Required action 1:
Reproduce word for word the portion of the interview transcript starting at "Derek Clifford: Yes, she’s" and ending at "her business model.".
Required action 2:
Condense the paragraph of the interview transcript that begins "That's a really great question, Ash" into a short bulleted list that keeps its main facts.
Required action 3:
List each goal that Derek Clifford includes in his description of the vision he and his wife share in the interview transcript.

Passage shown:

──────────────────────────────

Derek Clifford: Yes, she’s actually a naturopathic doctor, so she has her own practice. So she’s been doing her own work for a while now, but with the pandemic, I’m really proud of her and what she’s done because she has been able to stop her practice going into the office, and now she’s doing everything online and she’s completely shifted her business model.

Break: [08:48] to [10:49]

Ash Patel: When your wife asked you, “What do you want to happen?”, what was your answer?

Derek Clifford: What we want to happen in terms of…?

Ash Patel: So if this thing pans out, what do you envision happening? This is a question that I wrote down – your wife was the visionary, and she said, “What do you want to happen as a result of this real estate investing?”

Derek Clifford: That’s a really great question, Ash. We’ve been on the same page for a very long time, when it comes to that type of thing, and our vision. Our life was going to be, back at the time, we wanted to have the ability to be able to help 1,000 couples get retired from their W-2 situation, so that they’re not working a corporate job, and they’re able to do what they want to do. At the same time, we’re traveling, and we have complete locational freedom, which we do now have today. And in addition to that, what was really important to us was to be able to live off of 10% of what we make, and give 90 away to the causes that we believe in.

──────────────────────────────

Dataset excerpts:
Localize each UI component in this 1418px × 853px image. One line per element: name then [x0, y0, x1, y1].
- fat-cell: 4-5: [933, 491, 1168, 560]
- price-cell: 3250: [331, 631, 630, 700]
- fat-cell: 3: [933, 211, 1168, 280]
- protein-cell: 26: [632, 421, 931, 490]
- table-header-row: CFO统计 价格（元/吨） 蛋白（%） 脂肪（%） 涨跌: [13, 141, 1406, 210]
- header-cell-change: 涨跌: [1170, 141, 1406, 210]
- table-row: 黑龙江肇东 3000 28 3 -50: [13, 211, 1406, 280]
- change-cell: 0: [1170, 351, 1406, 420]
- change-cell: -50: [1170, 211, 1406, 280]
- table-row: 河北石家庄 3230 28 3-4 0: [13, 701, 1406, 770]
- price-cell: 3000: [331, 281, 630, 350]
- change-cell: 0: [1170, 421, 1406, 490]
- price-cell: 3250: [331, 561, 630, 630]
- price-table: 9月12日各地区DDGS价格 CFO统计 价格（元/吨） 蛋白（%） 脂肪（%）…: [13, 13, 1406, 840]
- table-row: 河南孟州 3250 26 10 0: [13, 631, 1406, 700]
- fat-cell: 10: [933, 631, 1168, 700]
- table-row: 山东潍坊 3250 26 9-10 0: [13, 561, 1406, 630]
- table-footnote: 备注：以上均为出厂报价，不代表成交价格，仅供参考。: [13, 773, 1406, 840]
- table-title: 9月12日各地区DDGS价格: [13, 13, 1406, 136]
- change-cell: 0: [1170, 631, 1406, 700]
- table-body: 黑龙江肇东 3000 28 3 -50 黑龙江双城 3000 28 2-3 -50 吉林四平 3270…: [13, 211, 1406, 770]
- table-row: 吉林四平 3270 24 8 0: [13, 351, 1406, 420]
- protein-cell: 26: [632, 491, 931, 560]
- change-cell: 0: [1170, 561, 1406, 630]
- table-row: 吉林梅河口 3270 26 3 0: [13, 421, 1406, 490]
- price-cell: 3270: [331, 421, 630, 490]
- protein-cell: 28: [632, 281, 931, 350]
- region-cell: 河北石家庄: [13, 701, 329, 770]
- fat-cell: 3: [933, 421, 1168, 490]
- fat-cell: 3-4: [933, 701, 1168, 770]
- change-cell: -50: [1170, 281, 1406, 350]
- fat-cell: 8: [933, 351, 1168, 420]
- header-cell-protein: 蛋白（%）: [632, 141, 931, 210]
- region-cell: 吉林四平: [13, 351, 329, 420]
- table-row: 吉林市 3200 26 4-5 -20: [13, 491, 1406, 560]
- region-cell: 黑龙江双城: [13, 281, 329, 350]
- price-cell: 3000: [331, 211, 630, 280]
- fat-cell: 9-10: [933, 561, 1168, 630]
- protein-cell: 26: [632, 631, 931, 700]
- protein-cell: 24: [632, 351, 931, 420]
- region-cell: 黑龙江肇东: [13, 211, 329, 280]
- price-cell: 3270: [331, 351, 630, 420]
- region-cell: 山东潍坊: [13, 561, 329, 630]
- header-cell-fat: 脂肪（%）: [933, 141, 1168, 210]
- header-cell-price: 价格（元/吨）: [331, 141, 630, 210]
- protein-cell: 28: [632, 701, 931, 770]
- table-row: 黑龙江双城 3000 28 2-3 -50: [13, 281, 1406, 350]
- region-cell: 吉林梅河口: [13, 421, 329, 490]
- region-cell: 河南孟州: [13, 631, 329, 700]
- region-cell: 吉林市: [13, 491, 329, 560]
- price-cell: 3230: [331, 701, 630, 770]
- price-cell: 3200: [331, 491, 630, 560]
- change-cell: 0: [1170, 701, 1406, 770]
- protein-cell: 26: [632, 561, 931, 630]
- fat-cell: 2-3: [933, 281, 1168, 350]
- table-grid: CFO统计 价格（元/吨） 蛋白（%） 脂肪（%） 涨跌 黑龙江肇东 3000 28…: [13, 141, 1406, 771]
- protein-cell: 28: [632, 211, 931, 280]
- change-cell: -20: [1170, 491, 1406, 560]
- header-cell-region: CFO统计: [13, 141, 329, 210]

──────────────────────────────

Exercise result 1:
Derek Clifford: Yes, she’s actually a naturopathic doctor, so she has her own practice. So she’s been doing her own work for a while now, but with the pandemic, I’m really proud of her and what she’s done because she has been able to stop her practice going into the office, and now she’s doing everything online and she’s completely shifted her business model.

Exercise result 2:
- Derek Clifford and his wife have long shared the same vision.
- Their aim was to help 1,000 couples retire from their W-2 situation, so those couples are not working corporate jobs and can do what they want.
- They also wanted to travel with complete locational freedom, which they now have.
- They wanted to live off 10% of what they make and give 90 away to causes they believe in.

Exercise result 3:
- Helping 1,000 couples get retired from their W-2 situation so they are not working a corporate job and can do what they want
- Traveling with complete locational freedom
- Living off 10% of what they make and giving 90 away to the causes they believe in